TASK PROMPT
The response must reproduce exactly every line of the material below holding the word "following".

------

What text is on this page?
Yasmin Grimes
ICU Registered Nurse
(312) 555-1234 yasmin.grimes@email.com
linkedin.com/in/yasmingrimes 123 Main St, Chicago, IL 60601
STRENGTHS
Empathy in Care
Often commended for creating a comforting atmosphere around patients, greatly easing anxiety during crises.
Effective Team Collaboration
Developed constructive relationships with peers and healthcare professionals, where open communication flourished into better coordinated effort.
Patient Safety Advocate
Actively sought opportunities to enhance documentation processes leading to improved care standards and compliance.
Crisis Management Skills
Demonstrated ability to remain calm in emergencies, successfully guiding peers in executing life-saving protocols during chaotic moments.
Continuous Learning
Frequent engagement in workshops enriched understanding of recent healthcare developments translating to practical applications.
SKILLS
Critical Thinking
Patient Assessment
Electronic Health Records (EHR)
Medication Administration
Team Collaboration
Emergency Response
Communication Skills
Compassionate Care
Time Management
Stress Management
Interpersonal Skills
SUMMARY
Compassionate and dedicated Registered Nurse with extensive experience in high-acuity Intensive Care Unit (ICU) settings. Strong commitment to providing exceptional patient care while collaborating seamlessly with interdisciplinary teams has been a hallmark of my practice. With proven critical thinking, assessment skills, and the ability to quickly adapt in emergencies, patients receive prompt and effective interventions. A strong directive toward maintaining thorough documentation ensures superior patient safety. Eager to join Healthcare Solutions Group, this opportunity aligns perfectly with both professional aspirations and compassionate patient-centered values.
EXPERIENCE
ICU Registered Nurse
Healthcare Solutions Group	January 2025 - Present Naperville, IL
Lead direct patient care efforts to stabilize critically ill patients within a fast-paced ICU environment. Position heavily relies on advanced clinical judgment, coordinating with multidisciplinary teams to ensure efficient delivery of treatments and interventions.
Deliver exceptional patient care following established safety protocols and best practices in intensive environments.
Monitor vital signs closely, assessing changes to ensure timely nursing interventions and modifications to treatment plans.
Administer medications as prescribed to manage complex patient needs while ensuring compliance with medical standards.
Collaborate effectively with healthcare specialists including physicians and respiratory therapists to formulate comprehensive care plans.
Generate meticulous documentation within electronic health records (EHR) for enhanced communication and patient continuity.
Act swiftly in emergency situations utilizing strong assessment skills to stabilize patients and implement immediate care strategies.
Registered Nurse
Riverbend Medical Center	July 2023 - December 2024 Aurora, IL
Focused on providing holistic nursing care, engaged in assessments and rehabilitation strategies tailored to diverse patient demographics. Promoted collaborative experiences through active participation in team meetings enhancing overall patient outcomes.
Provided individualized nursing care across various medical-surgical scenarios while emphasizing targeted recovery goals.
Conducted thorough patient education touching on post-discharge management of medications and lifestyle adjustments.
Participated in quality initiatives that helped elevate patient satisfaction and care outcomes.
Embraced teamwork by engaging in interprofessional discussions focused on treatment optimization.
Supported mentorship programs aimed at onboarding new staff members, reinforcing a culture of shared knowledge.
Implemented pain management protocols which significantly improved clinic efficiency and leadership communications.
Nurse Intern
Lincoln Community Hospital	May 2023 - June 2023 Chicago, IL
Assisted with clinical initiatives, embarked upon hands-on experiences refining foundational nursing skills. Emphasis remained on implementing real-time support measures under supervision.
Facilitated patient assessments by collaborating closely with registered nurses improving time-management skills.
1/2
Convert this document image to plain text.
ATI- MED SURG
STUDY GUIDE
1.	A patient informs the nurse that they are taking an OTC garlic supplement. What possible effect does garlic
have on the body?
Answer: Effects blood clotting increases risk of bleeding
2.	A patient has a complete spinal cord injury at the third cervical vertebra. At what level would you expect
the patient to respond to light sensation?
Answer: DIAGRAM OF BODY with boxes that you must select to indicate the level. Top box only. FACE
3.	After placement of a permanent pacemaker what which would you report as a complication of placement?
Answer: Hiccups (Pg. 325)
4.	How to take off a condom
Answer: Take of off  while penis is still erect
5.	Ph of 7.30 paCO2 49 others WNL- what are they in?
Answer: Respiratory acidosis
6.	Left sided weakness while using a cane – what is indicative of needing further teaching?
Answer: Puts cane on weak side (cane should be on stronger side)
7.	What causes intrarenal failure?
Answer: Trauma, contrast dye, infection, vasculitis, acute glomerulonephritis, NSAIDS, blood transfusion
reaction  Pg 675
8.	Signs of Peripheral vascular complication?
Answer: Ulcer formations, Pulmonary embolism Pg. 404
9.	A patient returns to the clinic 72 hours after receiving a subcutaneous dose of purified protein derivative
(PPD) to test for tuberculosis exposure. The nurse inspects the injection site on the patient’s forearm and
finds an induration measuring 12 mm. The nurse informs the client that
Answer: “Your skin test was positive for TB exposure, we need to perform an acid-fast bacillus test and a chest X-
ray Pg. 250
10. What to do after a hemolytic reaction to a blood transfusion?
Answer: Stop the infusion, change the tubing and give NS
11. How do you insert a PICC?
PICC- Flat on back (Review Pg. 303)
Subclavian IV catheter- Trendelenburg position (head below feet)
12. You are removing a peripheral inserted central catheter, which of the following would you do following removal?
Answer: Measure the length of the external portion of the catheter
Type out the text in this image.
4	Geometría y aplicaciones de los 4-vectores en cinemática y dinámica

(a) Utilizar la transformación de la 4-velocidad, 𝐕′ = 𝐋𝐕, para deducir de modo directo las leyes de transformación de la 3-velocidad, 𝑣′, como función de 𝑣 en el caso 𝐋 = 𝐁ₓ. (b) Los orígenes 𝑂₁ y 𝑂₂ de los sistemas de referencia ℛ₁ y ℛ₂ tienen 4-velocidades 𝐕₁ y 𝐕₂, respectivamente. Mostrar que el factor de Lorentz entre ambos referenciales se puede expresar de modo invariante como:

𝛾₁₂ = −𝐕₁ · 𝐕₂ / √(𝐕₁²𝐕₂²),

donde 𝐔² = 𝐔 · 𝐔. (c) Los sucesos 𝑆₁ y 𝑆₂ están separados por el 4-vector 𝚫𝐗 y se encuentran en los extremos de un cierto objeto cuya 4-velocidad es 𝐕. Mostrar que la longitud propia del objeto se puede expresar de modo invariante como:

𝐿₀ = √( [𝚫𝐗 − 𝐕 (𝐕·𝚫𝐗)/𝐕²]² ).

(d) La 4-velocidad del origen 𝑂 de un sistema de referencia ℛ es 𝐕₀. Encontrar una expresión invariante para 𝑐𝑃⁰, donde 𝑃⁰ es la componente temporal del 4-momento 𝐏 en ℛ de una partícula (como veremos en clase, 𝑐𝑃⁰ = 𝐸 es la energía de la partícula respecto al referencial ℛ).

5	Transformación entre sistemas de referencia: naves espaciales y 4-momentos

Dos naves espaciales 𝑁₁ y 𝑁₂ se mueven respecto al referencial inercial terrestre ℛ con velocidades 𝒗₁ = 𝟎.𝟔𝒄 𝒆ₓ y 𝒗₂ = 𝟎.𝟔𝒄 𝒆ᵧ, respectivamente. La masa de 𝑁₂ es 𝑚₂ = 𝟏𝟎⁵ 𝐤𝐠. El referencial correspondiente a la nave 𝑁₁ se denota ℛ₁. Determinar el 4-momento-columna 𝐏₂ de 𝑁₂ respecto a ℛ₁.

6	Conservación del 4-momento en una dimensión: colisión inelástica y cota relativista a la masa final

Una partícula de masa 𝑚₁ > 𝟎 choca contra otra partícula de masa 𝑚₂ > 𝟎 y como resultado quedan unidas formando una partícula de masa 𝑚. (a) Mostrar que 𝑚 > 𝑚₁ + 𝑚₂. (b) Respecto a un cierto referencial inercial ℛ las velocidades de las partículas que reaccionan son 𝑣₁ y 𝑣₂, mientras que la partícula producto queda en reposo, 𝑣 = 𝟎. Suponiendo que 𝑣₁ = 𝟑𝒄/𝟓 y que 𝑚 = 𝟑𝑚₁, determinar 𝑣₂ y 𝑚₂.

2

------

ANSWER AREA
Deliver exceptional patient care following established safety protocols and best practices in intensive environments.
12. You are removing a peripheral inserted central catheter, which of the following would you do following removal?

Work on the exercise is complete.